Count the lines below that contain the word "JSON" and give only the number.

§ Data excerpts:
— Start —

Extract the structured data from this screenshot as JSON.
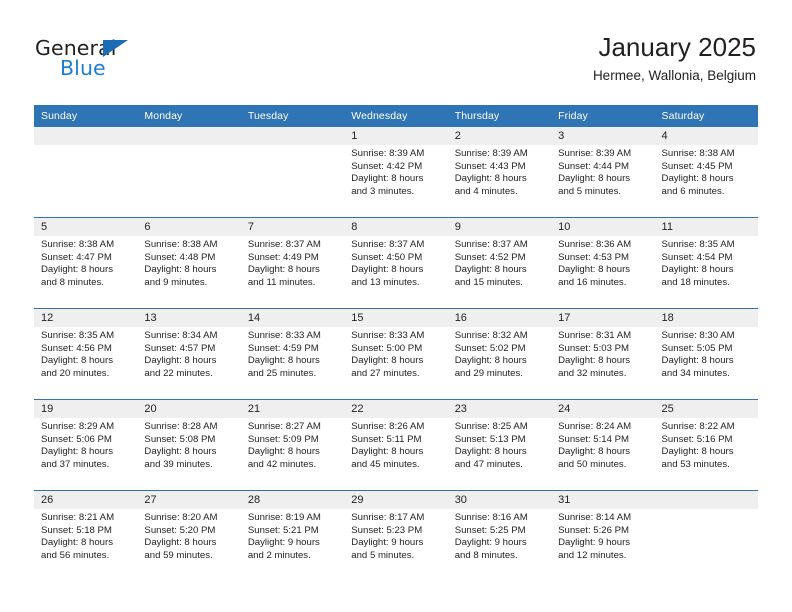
{
  "logo": {
    "word_one": "General",
    "word_two": "Blue",
    "triangle_color": "#1c6cb5",
    "blue_color": "#1c7fd4"
  },
  "header": {
    "title": "January 2025",
    "location": "Hermee, Wallonia, Belgium"
  },
  "theme": {
    "header_bg": "#2f74b5",
    "daynum_bg": "#efefef",
    "text": "#231f20",
    "row_divider": "#2f74b5"
  },
  "weekday_headers": [
    "Sunday",
    "Monday",
    "Tuesday",
    "Wednesday",
    "Thursday",
    "Friday",
    "Saturday"
  ],
  "labels": {
    "sunrise": "Sunrise:",
    "sunset": "Sunset:",
    "daylight": "Daylight:"
  },
  "weeks": [
    [
      {
        "day": "",
        "sunrise": "",
        "sunset": "",
        "daylight_a": "",
        "daylight_b": ""
      },
      {
        "day": "",
        "sunrise": "",
        "sunset": "",
        "daylight_a": "",
        "daylight_b": ""
      },
      {
        "day": "",
        "sunrise": "",
        "sunset": "",
        "daylight_a": "",
        "daylight_b": ""
      },
      {
        "day": "1",
        "sunrise": "Sunrise: 8:39 AM",
        "sunset": "Sunset: 4:42 PM",
        "daylight_a": "Daylight: 8 hours",
        "daylight_b": "and 3 minutes."
      },
      {
        "day": "2",
        "sunrise": "Sunrise: 8:39 AM",
        "sunset": "Sunset: 4:43 PM",
        "daylight_a": "Daylight: 8 hours",
        "daylight_b": "and 4 minutes."
      },
      {
        "day": "3",
        "sunrise": "Sunrise: 8:39 AM",
        "sunset": "Sunset: 4:44 PM",
        "daylight_a": "Daylight: 8 hours",
        "daylight_b": "and 5 minutes."
      },
      {
        "day": "4",
        "sunrise": "Sunrise: 8:38 AM",
        "sunset": "Sunset: 4:45 PM",
        "daylight_a": "Daylight: 8 hours",
        "daylight_b": "and 6 minutes."
      }
    ],
    [
      {
        "day": "5",
        "sunrise": "Sunrise: 8:38 AM",
        "sunset": "Sunset: 4:47 PM",
        "daylight_a": "Daylight: 8 hours",
        "daylight_b": "and 8 minutes."
      },
      {
        "day": "6",
        "sunrise": "Sunrise: 8:38 AM",
        "sunset": "Sunset: 4:48 PM",
        "daylight_a": "Daylight: 8 hours",
        "daylight_b": "and 9 minutes."
      },
      {
        "day": "7",
        "sunrise": "Sunrise: 8:37 AM",
        "sunset": "Sunset: 4:49 PM",
        "daylight_a": "Daylight: 8 hours",
        "daylight_b": "and 11 minutes."
      },
      {
        "day": "8",
        "sunrise": "Sunrise: 8:37 AM",
        "sunset": "Sunset: 4:50 PM",
        "daylight_a": "Daylight: 8 hours",
        "daylight_b": "and 13 minutes."
      },
      {
        "day": "9",
        "sunrise": "Sunrise: 8:37 AM",
        "sunset": "Sunset: 4:52 PM",
        "daylight_a": "Daylight: 8 hours",
        "daylight_b": "and 15 minutes."
      },
      {
        "day": "10",
        "sunrise": "Sunrise: 8:36 AM",
        "sunset": "Sunset: 4:53 PM",
        "daylight_a": "Daylight: 8 hours",
        "daylight_b": "and 16 minutes."
      },
      {
        "day": "11",
        "sunrise": "Sunrise: 8:35 AM",
        "sunset": "Sunset: 4:54 PM",
        "daylight_a": "Daylight: 8 hours",
        "daylight_b": "and 18 minutes."
      }
    ],
    [
      {
        "day": "12",
        "sunrise": "Sunrise: 8:35 AM",
        "sunset": "Sunset: 4:56 PM",
        "daylight_a": "Daylight: 8 hours",
        "daylight_b": "and 20 minutes."
      },
      {
        "day": "13",
        "sunrise": "Sunrise: 8:34 AM",
        "sunset": "Sunset: 4:57 PM",
        "daylight_a": "Daylight: 8 hours",
        "daylight_b": "and 22 minutes."
      },
      {
        "day": "14",
        "sunrise": "Sunrise: 8:33 AM",
        "sunset": "Sunset: 4:59 PM",
        "daylight_a": "Daylight: 8 hours",
        "daylight_b": "and 25 minutes."
      },
      {
        "day": "15",
        "sunrise": "Sunrise: 8:33 AM",
        "sunset": "Sunset: 5:00 PM",
        "daylight_a": "Daylight: 8 hours",
        "daylight_b": "and 27 minutes."
      },
      {
        "day": "16",
        "sunrise": "Sunrise: 8:32 AM",
        "sunset": "Sunset: 5:02 PM",
        "daylight_a": "Daylight: 8 hours",
        "daylight_b": "and 29 minutes."
      },
      {
        "day": "17",
        "sunrise": "Sunrise: 8:31 AM",
        "sunset": "Sunset: 5:03 PM",
        "daylight_a": "Daylight: 8 hours",
        "daylight_b": "and 32 minutes."
      },
      {
        "day": "18",
        "sunrise": "Sunrise: 8:30 AM",
        "sunset": "Sunset: 5:05 PM",
        "daylight_a": "Daylight: 8 hours",
        "daylight_b": "and 34 minutes."
      }
    ],
    [
      {
        "day": "19",
        "sunrise": "Sunrise: 8:29 AM",
        "sunset": "Sunset: 5:06 PM",
        "daylight_a": "Daylight: 8 hours",
        "daylight_b": "and 37 minutes."
      },
      {
        "day": "20",
        "sunrise": "Sunrise: 8:28 AM",
        "sunset": "Sunset: 5:08 PM",
        "daylight_a": "Daylight: 8 hours",
        "daylight_b": "and 39 minutes."
      },
      {
        "day": "21",
        "sunrise": "Sunrise: 8:27 AM",
        "sunset": "Sunset: 5:09 PM",
        "daylight_a": "Daylight: 8 hours",
        "daylight_b": "and 42 minutes."
      },
      {
        "day": "22",
        "sunrise": "Sunrise: 8:26 AM",
        "sunset": "Sunset: 5:11 PM",
        "daylight_a": "Daylight: 8 hours",
        "daylight_b": "and 45 minutes."
      },
      {
        "day": "23",
        "sunrise": "Sunrise: 8:25 AM",
        "sunset": "Sunset: 5:13 PM",
        "daylight_a": "Daylight: 8 hours",
        "daylight_b": "and 47 minutes."
      },
      {
        "day": "24",
        "sunrise": "Sunrise: 8:24 AM",
        "sunset": "Sunset: 5:14 PM",
        "daylight_a": "Daylight: 8 hours",
        "daylight_b": "and 50 minutes."
      },
      {
        "day": "25",
        "sunrise": "Sunrise: 8:22 AM",
        "sunset": "Sunset: 5:16 PM",
        "daylight_a": "Daylight: 8 hours",
        "daylight_b": "and 53 minutes."
      }
    ],
    [
      {
        "day": "26",
        "sunrise": "Sunrise: 8:21 AM",
        "sunset": "Sunset: 5:18 PM",
        "daylight_a": "Daylight: 8 hours",
        "daylight_b": "and 56 minutes."
      },
      {
        "day": "27",
        "sunrise": "Sunrise: 8:20 AM",
        "sunset": "Sunset: 5:20 PM",
        "daylight_a": "Daylight: 8 hours",
        "daylight_b": "and 59 minutes."
      },
      {
        "day": "28",
        "sunrise": "Sunrise: 8:19 AM",
        "sunset": "Sunset: 5:21 PM",
        "daylight_a": "Daylight: 9 hours",
        "daylight_b": "and 2 minutes."
      },
      {
        "day": "29",
        "sunrise": "Sunrise: 8:17 AM",
        "sunset": "Sunset: 5:23 PM",
        "daylight_a": "Daylight: 9 hours",
        "daylight_b": "and 5 minutes."
      },
      {
        "day": "30",
        "sunrise": "Sunrise: 8:16 AM",
        "sunset": "Sunset: 5:25 PM",
        "daylight_a": "Daylight: 9 hours",
        "daylight_b": "and 8 minutes."
      },
      {
        "day": "31",
        "sunrise": "Sunrise: 8:14 AM",
        "sunset": "Sunset: 5:26 PM",
        "daylight_a": "Daylight: 9 hours",
        "daylight_b": "and 12 minutes."
      },
      {
        "day": "",
        "sunrise": "",
        "sunset": "",
        "daylight_a": "",
        "daylight_b": ""
      }
    ]
  ]
}
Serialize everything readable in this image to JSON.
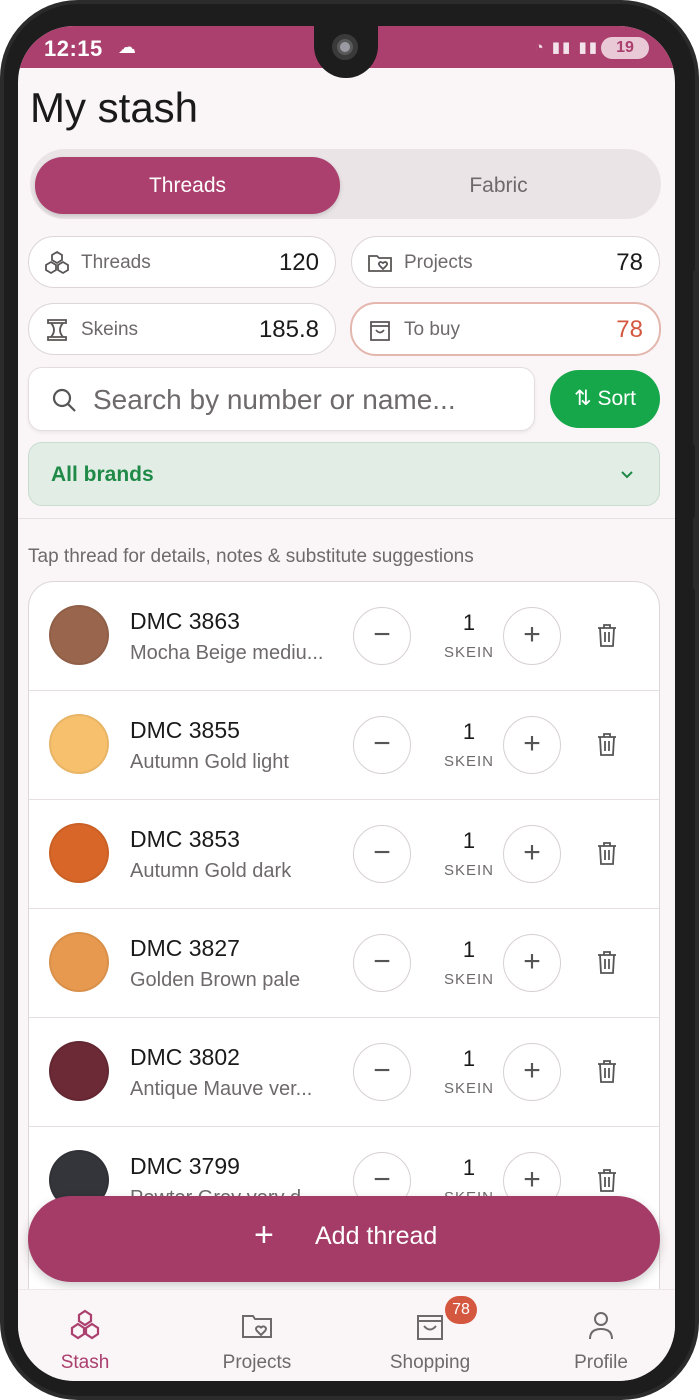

— End —

§ Solution to the exercise:
2